**YOUR INSTRUCTIONS**
Write out the data below in full, unchanged, minus the images.

**INPUT DATA**
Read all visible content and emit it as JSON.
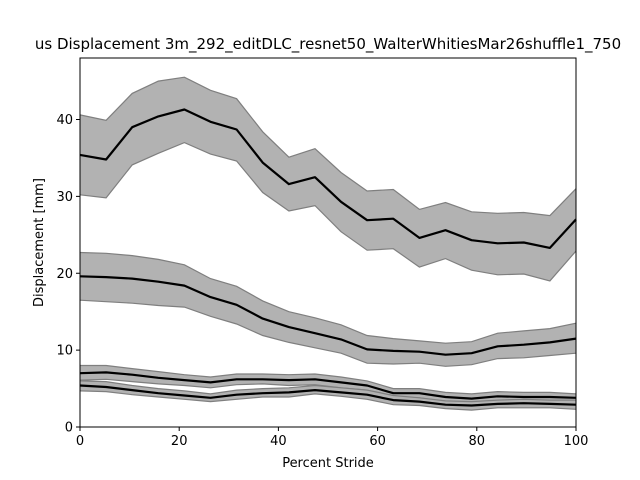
{
  "chart_data": {
    "type": "line",
    "title": "us Displacement 3m_292_editDLC_resnet50_WalterWhitiesMar26shuffle1_750",
    "xlabel": "Percent Stride",
    "ylabel": "Displacement [mm]",
    "xlim": [
      0,
      100
    ],
    "ylim": [
      0,
      48
    ],
    "xticks": [
      0,
      20,
      40,
      60,
      80,
      100
    ],
    "yticks": [
      0,
      10,
      20,
      30,
      40
    ],
    "grid": false,
    "colors": {
      "mean_line": "#000000",
      "band_fill": "#b2b2b2",
      "band_edge": "#7f7f7f"
    },
    "x": [
      0,
      5.26,
      10.53,
      15.79,
      21.05,
      26.32,
      31.58,
      36.84,
      42.11,
      47.37,
      52.63,
      57.89,
      63.16,
      68.42,
      73.68,
      78.95,
      84.21,
      89.47,
      94.74,
      100
    ],
    "series": [
      {
        "mean": [
          35.4,
          34.8,
          39.0,
          40.4,
          41.3,
          39.7,
          38.7,
          34.4,
          31.6,
          32.5,
          29.3,
          26.9,
          27.1,
          24.6,
          25.6,
          24.3,
          23.9,
          24.0,
          23.3,
          27.0
        ],
        "upper": [
          40.6,
          39.9,
          43.4,
          45.0,
          45.5,
          43.8,
          42.7,
          38.4,
          35.1,
          36.2,
          33.1,
          30.7,
          30.9,
          28.3,
          29.2,
          28.0,
          27.8,
          27.9,
          27.5,
          31.0
        ],
        "lower": [
          30.2,
          29.8,
          34.1,
          35.6,
          37.0,
          35.5,
          34.6,
          30.5,
          28.1,
          28.8,
          25.4,
          23.0,
          23.2,
          20.8,
          21.9,
          20.4,
          19.8,
          19.9,
          19.0,
          22.9
        ]
      },
      {
        "mean": [
          19.6,
          19.5,
          19.3,
          18.9,
          18.4,
          16.9,
          15.9,
          14.1,
          13.0,
          12.2,
          11.4,
          10.1,
          9.9,
          9.8,
          9.4,
          9.6,
          10.5,
          10.7,
          11.0,
          11.5
        ],
        "upper": [
          22.7,
          22.6,
          22.3,
          21.8,
          21.1,
          19.3,
          18.3,
          16.4,
          15.0,
          14.2,
          13.3,
          11.9,
          11.5,
          11.2,
          10.9,
          11.1,
          12.2,
          12.5,
          12.8,
          13.5
        ],
        "lower": [
          16.5,
          16.3,
          16.1,
          15.8,
          15.6,
          14.4,
          13.4,
          11.9,
          11.0,
          10.3,
          9.6,
          8.3,
          8.2,
          8.3,
          7.9,
          8.1,
          8.9,
          9.0,
          9.3,
          9.6
        ]
      },
      {
        "mean": [
          7.0,
          7.1,
          6.8,
          6.4,
          6.1,
          5.8,
          6.2,
          6.2,
          6.1,
          6.2,
          5.8,
          5.4,
          4.4,
          4.4,
          3.9,
          3.7,
          4.0,
          3.9,
          3.9,
          3.8
        ],
        "upper": [
          8.0,
          8.0,
          7.6,
          7.2,
          6.8,
          6.5,
          6.9,
          6.9,
          6.8,
          6.9,
          6.5,
          6.0,
          5.0,
          5.0,
          4.5,
          4.3,
          4.6,
          4.5,
          4.5,
          4.3
        ],
        "lower": [
          6.1,
          6.2,
          5.9,
          5.6,
          5.4,
          5.1,
          5.5,
          5.6,
          5.4,
          5.5,
          5.1,
          4.8,
          3.8,
          3.8,
          3.3,
          3.1,
          3.4,
          3.3,
          3.3,
          3.2
        ]
      },
      {
        "mean": [
          5.4,
          5.2,
          4.8,
          4.4,
          4.1,
          3.8,
          4.2,
          4.4,
          4.5,
          4.8,
          4.5,
          4.2,
          3.5,
          3.3,
          2.9,
          2.8,
          3.0,
          3.1,
          3.0,
          2.9
        ],
        "upper": [
          6.0,
          5.9,
          5.4,
          5.0,
          4.7,
          4.3,
          4.8,
          5.0,
          5.1,
          5.4,
          5.1,
          4.8,
          4.1,
          3.8,
          3.4,
          3.3,
          3.5,
          3.6,
          3.5,
          3.5
        ],
        "lower": [
          4.7,
          4.6,
          4.2,
          3.9,
          3.6,
          3.3,
          3.6,
          3.9,
          3.9,
          4.3,
          4.0,
          3.6,
          2.9,
          2.8,
          2.4,
          2.2,
          2.5,
          2.5,
          2.5,
          2.3
        ]
      }
    ]
  }
}
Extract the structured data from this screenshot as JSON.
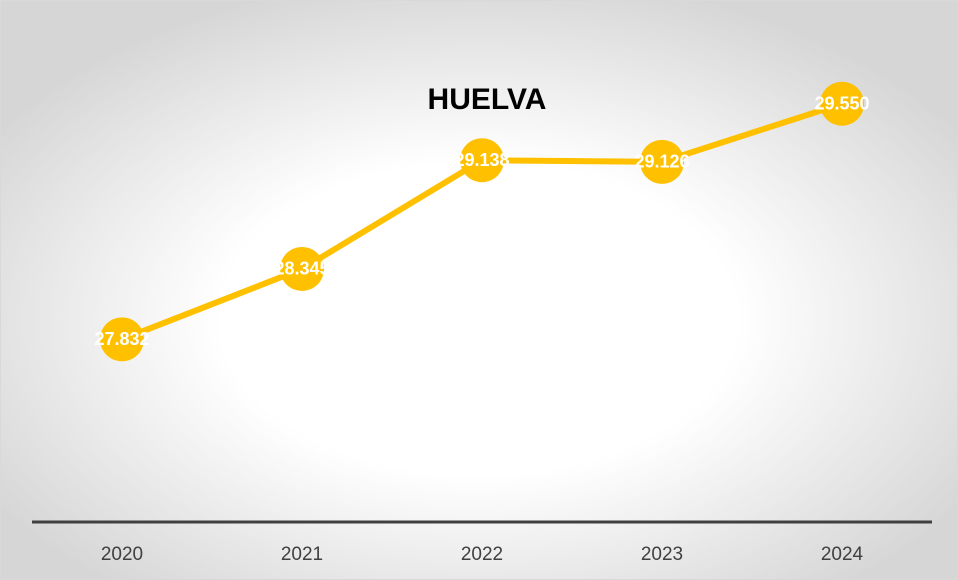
{
  "chart_data": {
    "type": "line",
    "title": "HUELVA",
    "categories": [
      "2020",
      "2021",
      "2022",
      "2023",
      "2024"
    ],
    "series": [
      {
        "name": "HUELVA",
        "color": "#ffc000",
        "values": [
          27832,
          28345,
          29138,
          29126,
          29550
        ],
        "value_labels": [
          "27.832",
          "28.345",
          "29.138",
          "29.126",
          "29.550"
        ]
      }
    ],
    "ylim": [
      26500,
      30000
    ]
  }
}
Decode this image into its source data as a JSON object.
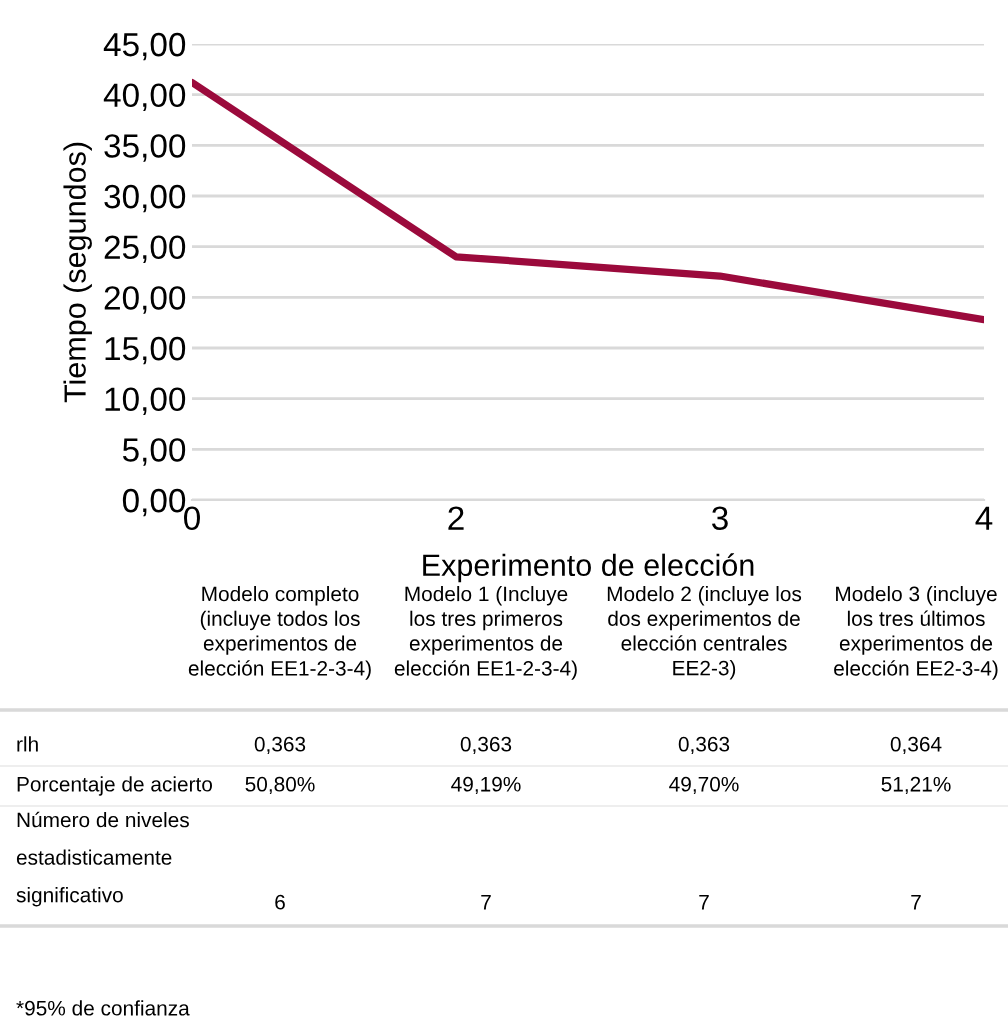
{
  "chart_data": {
    "type": "line",
    "xlabel": "Experimento de elección",
    "ylabel": "Tiempo (segundos)",
    "categories": [
      "0",
      "2",
      "3",
      "4"
    ],
    "series": [
      {
        "color": "#9b0a3c",
        "values": [
          41.2,
          24.0,
          22.1,
          17.8
        ]
      }
    ],
    "ylim": [
      0,
      45
    ],
    "yticks": [
      {
        "value": 0,
        "label": "0,00"
      },
      {
        "value": 5,
        "label": "5,00"
      },
      {
        "value": 10,
        "label": "10,00"
      },
      {
        "value": 15,
        "label": "15,00"
      },
      {
        "value": 20,
        "label": "20,00"
      },
      {
        "value": 25,
        "label": "25,00"
      },
      {
        "value": 30,
        "label": "30,00"
      },
      {
        "value": 35,
        "label": "35,00"
      },
      {
        "value": 40,
        "label": "40,00"
      },
      {
        "value": 45,
        "label": "45,00"
      }
    ],
    "grid": "y",
    "marker": "none",
    "line_style": "solid",
    "annotations": [
      "Modelo completo\n(incluye todos los\nexperimentos de\nelección EE1-2-3-4)",
      "Modelo 1 (Incluye\nlos tres primeros\nexperimentos de\nelección EE1-2-3-4)",
      "Modelo 2 (incluye los\ndos experimentos de\nelección centrales\nEE2-3)",
      "Modelo 3 (incluye\nlos tres últimos\nexperimentos de\nelección EE2-3-4)",
      "rlh",
      "0,363",
      "0,363",
      "0,363",
      "0,364",
      "Porcentaje de acierto",
      "50,80%",
      "49,19%",
      "49,70%",
      "51,21%",
      "Número de niveles\nestadisticamente\nsignificativo",
      "6",
      "7",
      "7",
      "7",
      "*95% de confianza"
    ]
  }
}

**EXERCISE RESPONSE**
Read all visible content and emit it as JSON.
{
  "chart_data": {
    "type": "line",
    "title": "us Displacement 3m_292_editDLC_resnet50_WalterWhitiesMar26shuffle1_750",
    "xlabel": "Percent Stride",
    "ylabel": "Displacement [mm]",
    "xlim": [
      0,
      100
    ],
    "ylim": [
      0,
      48
    ],
    "xticks": [
      0,
      20,
      40,
      60,
      80,
      100
    ],
    "yticks": [
      0,
      10,
      20,
      30,
      40
    ],
    "grid": false,
    "colors": {
      "mean_line": "#000000",
      "band_fill": "#b2b2b2",
      "band_edge": "#7f7f7f"
    },
    "x": [
      0,
      5.26,
      10.53,
      15.79,
      21.05,
      26.32,
      31.58,
      36.84,
      42.11,
      47.37,
      52.63,
      57.89,
      63.16,
      68.42,
      73.68,
      78.95,
      84.21,
      89.47,
      94.74,
      100
    ],
    "series": [
      {
        "mean": [
          35.4,
          34.8,
          39.0,
          40.4,
          41.3,
          39.7,
          38.7,
          34.4,
          31.6,
          32.5,
          29.3,
          26.9,
          27.1,
          24.6,
          25.6,
          24.3,
          23.9,
          24.0,
          23.3,
          27.0
        ],
        "upper": [
          40.6,
          39.9,
          43.4,
          45.0,
          45.5,
          43.8,
          42.7,
          38.4,
          35.1,
          36.2,
          33.1,
          30.7,
          30.9,
          28.3,
          29.2,
          28.0,
          27.8,
          27.9,
          27.5,
          31.0
        ],
        "lower": [
          30.2,
          29.8,
          34.1,
          35.6,
          37.0,
          35.5,
          34.6,
          30.5,
          28.1,
          28.8,
          25.4,
          23.0,
          23.2,
          20.8,
          21.9,
          20.4,
          19.8,
          19.9,
          19.0,
          22.9
        ]
      },
      {
        "mean": [
          19.6,
          19.5,
          19.3,
          18.9,
          18.4,
          16.9,
          15.9,
          14.1,
          13.0,
          12.2,
          11.4,
          10.1,
          9.9,
          9.8,
          9.4,
          9.6,
          10.5,
          10.7,
          11.0,
          11.5
        ],
        "upper": [
          22.7,
          22.6,
          22.3,
          21.8,
          21.1,
          19.3,
          18.3,
          16.4,
          15.0,
          14.2,
          13.3,
          11.9,
          11.5,
          11.2,
          10.9,
          11.1,
          12.2,
          12.5,
          12.8,
          13.5
        ],
        "lower": [
          16.5,
          16.3,
          16.1,
          15.8,
          15.6,
          14.4,
          13.4,
          11.9,
          11.0,
          10.3,
          9.6,
          8.3,
          8.2,
          8.3,
          7.9,
          8.1,
          8.9,
          9.0,
          9.3,
          9.6
        ]
      },
      {
        "mean": [
          7.0,
          7.1,
          6.8,
          6.4,
          6.1,
          5.8,
          6.2,
          6.2,
          6.1,
          6.2,
          5.8,
          5.4,
          4.4,
          4.4,
          3.9,
          3.7,
          4.0,
          3.9,
          3.9,
          3.8
        ],
        "upper": [
          8.0,
          8.0,
          7.6,
          7.2,
          6.8,
          6.5,
          6.9,
          6.9,
          6.8,
          6.9,
          6.5,
          6.0,
          5.0,
          5.0,
          4.5,
          4.3,
          4.6,
          4.5,
          4.5,
          4.3
        ],
        "lower": [
          6.1,
          6.2,
          5.9,
          5.6,
          5.4,
          5.1,
          5.5,
          5.6,
          5.4,
          5.5,
          5.1,
          4.8,
          3.8,
          3.8,
          3.3,
          3.1,
          3.4,
          3.3,
          3.3,
          3.2
        ]
      },
      {
        "mean": [
          5.4,
          5.2,
          4.8,
          4.4,
          4.1,
          3.8,
          4.2,
          4.4,
          4.5,
          4.8,
          4.5,
          4.2,
          3.5,
          3.3,
          2.9,
          2.8,
          3.0,
          3.1,
          3.0,
          2.9
        ],
        "upper": [
          6.0,
          5.9,
          5.4,
          5.0,
          4.7,
          4.3,
          4.8,
          5.0,
          5.1,
          5.4,
          5.1,
          4.8,
          4.1,
          3.8,
          3.4,
          3.3,
          3.5,
          3.6,
          3.5,
          3.5
        ],
        "lower": [
          4.7,
          4.6,
          4.2,
          3.9,
          3.6,
          3.3,
          3.6,
          3.9,
          3.9,
          4.3,
          4.0,
          3.6,
          2.9,
          2.8,
          2.4,
          2.2,
          2.5,
          2.5,
          2.5,
          2.3
        ]
      }
    ]
  }
}
Extract the structured data from this screenshot as JSON.
{
  "chart_data": {
    "type": "line",
    "title": "HUELVA",
    "categories": [
      "2020",
      "2021",
      "2022",
      "2023",
      "2024"
    ],
    "series": [
      {
        "name": "HUELVA",
        "color": "#ffc000",
        "values": [
          27832,
          28345,
          29138,
          29126,
          29550
        ],
        "value_labels": [
          "27.832",
          "28.345",
          "29.138",
          "29.126",
          "29.550"
        ]
      }
    ],
    "ylim": [
      26500,
      30000
    ]
  }
}
Decode this image into its source data as a JSON object.
{
  "chart_data": {
    "type": "line",
    "xlabel": "Experimento de elección",
    "ylabel": "Tiempo (segundos)",
    "categories": [
      "0",
      "2",
      "3",
      "4"
    ],
    "series": [
      {
        "color": "#9b0a3c",
        "values": [
          41.2,
          24.0,
          22.1,
          17.8
        ]
      }
    ],
    "ylim": [
      0,
      45
    ],
    "yticks": [
      {
        "value": 0,
        "label": "0,00"
      },
      {
        "value": 5,
        "label": "5,00"
      },
      {
        "value": 10,
        "label": "10,00"
      },
      {
        "value": 15,
        "label": "15,00"
      },
      {
        "value": 20,
        "label": "20,00"
      },
      {
        "value": 25,
        "label": "25,00"
      },
      {
        "value": 30,
        "label": "30,00"
      },
      {
        "value": 35,
        "label": "35,00"
      },
      {
        "value": 40,
        "label": "40,00"
      },
      {
        "value": 45,
        "label": "45,00"
      }
    ],
    "grid": "y",
    "marker": "none",
    "line_style": "solid",
    "annotations": [
      "Modelo completo\n(incluye todos los\nexperimentos de\nelección EE1-2-3-4)",
      "Modelo 1 (Incluye\nlos tres primeros\nexperimentos de\nelección EE1-2-3-4)",
      "Modelo 2 (incluye los\ndos experimentos de\nelección centrales\nEE2-3)",
      "Modelo 3 (incluye\nlos tres últimos\nexperimentos de\nelección EE2-3-4)",
      "rlh",
      "0,363",
      "0,363",
      "0,363",
      "0,364",
      "Porcentaje de acierto",
      "50,80%",
      "49,19%",
      "49,70%",
      "51,21%",
      "Número de niveles\nestadisticamente\nsignificativo",
      "6",
      "7",
      "7",
      "7",
      "*95% de confianza"
    ]
  }
}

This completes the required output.